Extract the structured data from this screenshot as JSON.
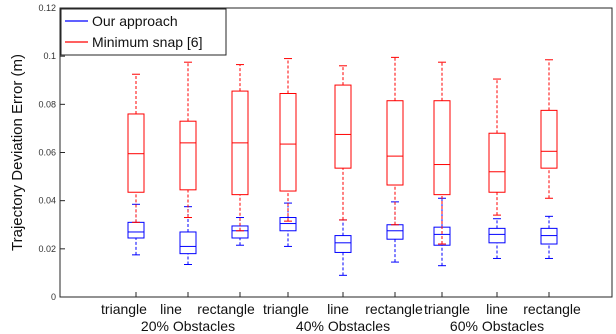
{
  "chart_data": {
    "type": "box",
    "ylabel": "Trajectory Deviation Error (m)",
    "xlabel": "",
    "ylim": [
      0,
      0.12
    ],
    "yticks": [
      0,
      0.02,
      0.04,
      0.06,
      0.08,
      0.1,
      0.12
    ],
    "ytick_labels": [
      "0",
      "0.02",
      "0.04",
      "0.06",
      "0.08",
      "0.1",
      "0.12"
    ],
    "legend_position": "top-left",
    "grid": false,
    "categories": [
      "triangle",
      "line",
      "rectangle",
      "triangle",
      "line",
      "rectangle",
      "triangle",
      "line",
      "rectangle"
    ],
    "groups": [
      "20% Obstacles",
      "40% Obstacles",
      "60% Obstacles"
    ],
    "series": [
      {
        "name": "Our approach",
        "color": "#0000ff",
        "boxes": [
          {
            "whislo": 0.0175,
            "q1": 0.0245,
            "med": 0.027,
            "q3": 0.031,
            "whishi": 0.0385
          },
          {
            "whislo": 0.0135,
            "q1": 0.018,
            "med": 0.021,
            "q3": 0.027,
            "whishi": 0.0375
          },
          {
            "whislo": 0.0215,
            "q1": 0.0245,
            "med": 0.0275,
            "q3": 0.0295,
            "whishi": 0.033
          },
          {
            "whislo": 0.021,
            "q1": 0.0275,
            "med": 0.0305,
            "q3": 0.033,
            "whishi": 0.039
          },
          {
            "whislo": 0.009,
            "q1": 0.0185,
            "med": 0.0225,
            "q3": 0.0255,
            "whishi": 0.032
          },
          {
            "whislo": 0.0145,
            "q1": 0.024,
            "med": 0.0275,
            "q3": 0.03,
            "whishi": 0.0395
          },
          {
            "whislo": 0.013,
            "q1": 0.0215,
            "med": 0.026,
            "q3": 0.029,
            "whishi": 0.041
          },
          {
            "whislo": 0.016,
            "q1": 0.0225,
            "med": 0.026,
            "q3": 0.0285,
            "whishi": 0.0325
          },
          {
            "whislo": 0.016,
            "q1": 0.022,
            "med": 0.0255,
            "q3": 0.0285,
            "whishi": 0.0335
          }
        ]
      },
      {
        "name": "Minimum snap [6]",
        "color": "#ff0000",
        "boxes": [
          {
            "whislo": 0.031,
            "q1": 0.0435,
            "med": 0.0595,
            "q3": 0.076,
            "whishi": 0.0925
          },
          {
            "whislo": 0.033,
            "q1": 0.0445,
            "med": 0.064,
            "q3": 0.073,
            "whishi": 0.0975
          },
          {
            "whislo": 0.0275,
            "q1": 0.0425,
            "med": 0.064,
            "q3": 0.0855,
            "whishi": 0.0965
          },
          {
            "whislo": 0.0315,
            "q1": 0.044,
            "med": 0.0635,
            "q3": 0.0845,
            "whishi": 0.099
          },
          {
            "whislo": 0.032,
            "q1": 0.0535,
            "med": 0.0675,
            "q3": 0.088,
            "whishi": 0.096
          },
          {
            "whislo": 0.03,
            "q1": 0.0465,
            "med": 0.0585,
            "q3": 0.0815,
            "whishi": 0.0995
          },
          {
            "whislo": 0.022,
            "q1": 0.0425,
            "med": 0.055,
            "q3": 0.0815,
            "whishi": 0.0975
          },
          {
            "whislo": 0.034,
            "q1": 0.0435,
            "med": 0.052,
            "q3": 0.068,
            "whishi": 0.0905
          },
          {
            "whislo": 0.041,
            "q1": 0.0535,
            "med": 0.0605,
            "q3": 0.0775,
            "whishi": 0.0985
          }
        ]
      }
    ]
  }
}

* * *

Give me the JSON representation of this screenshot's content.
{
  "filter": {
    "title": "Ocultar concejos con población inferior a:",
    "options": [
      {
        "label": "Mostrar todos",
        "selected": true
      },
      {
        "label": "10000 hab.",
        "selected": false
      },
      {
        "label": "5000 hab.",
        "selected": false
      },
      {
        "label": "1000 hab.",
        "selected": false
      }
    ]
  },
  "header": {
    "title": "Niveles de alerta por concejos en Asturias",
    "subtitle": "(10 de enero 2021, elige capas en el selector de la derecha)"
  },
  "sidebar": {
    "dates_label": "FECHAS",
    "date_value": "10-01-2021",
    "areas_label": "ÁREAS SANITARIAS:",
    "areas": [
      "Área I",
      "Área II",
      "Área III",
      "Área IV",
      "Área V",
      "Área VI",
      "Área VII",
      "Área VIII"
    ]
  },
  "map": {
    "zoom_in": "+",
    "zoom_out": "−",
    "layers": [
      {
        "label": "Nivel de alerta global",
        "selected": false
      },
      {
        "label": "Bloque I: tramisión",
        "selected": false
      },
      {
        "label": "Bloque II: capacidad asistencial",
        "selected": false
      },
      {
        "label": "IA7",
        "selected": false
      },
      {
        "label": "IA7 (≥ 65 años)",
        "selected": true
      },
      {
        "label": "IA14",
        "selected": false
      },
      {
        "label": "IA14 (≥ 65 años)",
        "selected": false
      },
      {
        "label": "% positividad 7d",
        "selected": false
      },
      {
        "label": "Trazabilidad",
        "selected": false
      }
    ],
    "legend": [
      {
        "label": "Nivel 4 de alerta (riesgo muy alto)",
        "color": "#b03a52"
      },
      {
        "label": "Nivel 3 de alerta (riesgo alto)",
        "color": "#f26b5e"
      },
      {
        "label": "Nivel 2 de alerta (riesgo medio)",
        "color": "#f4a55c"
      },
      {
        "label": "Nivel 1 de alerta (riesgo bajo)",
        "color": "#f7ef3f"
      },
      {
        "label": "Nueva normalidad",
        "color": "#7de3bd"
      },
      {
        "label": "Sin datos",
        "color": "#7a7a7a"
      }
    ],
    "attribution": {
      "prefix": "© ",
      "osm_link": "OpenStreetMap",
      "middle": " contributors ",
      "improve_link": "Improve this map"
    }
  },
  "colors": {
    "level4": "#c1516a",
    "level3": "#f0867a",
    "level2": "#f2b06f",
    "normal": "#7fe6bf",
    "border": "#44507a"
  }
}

[Exercise goal] Count the lines above in which the word "name" appears, then state only that count.

[Expected output] 2